- **Exercise**
Identify the lines that contain the word "name" and copy each one.

Stored data:
* * * * * * *

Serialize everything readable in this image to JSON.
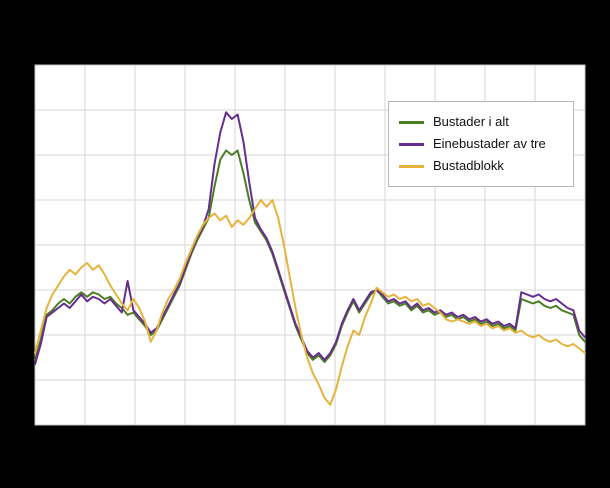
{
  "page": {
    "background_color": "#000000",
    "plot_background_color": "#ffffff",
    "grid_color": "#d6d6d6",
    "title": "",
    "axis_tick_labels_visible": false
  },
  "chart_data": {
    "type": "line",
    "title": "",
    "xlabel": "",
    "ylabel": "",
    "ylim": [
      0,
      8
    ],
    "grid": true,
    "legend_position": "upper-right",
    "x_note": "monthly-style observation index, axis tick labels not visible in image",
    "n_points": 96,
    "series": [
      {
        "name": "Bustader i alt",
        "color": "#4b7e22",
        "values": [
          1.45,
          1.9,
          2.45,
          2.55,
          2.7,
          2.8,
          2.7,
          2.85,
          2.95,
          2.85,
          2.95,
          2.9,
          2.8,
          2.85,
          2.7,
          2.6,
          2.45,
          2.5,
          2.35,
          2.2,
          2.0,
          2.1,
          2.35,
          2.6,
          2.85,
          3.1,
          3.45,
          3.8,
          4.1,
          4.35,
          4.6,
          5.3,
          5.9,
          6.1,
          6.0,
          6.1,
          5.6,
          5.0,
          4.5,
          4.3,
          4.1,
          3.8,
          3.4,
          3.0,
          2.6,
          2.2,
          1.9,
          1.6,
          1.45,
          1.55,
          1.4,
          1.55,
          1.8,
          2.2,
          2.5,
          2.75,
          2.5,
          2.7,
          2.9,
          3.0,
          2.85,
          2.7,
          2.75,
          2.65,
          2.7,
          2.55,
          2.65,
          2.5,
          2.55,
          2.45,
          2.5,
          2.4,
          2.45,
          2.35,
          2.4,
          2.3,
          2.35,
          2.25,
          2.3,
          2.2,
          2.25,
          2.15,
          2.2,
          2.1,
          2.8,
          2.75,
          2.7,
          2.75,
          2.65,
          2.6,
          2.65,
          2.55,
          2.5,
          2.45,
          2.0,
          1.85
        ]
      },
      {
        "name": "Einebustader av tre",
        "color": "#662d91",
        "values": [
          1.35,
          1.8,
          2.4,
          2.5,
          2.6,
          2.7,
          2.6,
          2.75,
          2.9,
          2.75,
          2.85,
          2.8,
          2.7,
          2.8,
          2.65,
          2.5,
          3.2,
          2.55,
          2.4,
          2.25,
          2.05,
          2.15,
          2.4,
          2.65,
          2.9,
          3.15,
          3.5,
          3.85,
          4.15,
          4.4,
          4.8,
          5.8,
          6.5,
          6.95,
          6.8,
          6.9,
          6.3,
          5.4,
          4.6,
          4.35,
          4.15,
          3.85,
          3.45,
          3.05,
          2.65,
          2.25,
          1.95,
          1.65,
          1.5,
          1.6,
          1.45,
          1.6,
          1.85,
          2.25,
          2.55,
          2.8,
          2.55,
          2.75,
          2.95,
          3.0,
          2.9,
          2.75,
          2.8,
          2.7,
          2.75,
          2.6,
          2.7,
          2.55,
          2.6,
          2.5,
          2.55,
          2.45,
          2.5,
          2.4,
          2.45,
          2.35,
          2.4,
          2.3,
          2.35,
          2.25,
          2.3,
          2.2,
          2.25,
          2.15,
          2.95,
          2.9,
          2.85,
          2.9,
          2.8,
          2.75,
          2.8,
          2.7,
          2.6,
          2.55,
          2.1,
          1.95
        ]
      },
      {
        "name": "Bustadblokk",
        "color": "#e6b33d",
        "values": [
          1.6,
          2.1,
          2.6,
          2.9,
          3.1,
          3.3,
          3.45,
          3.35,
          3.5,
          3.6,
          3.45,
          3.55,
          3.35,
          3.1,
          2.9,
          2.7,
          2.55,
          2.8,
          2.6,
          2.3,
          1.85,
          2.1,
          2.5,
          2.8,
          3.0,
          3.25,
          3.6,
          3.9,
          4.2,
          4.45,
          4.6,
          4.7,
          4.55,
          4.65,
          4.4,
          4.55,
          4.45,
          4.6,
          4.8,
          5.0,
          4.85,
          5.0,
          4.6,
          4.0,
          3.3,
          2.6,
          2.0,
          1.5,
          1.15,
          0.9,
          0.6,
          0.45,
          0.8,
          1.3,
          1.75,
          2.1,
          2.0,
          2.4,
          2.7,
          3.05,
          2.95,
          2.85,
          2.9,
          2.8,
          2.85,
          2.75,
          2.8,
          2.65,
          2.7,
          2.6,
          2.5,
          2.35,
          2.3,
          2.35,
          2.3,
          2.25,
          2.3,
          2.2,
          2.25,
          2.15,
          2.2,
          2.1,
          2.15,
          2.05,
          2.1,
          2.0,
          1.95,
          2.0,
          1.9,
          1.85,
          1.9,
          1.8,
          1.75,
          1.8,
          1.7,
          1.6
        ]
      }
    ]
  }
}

* * * * * * *

- **Result**
        "name": "Bustader i alt",
        "name": "Einebustader av tre",
        "name": "Bustadblokk",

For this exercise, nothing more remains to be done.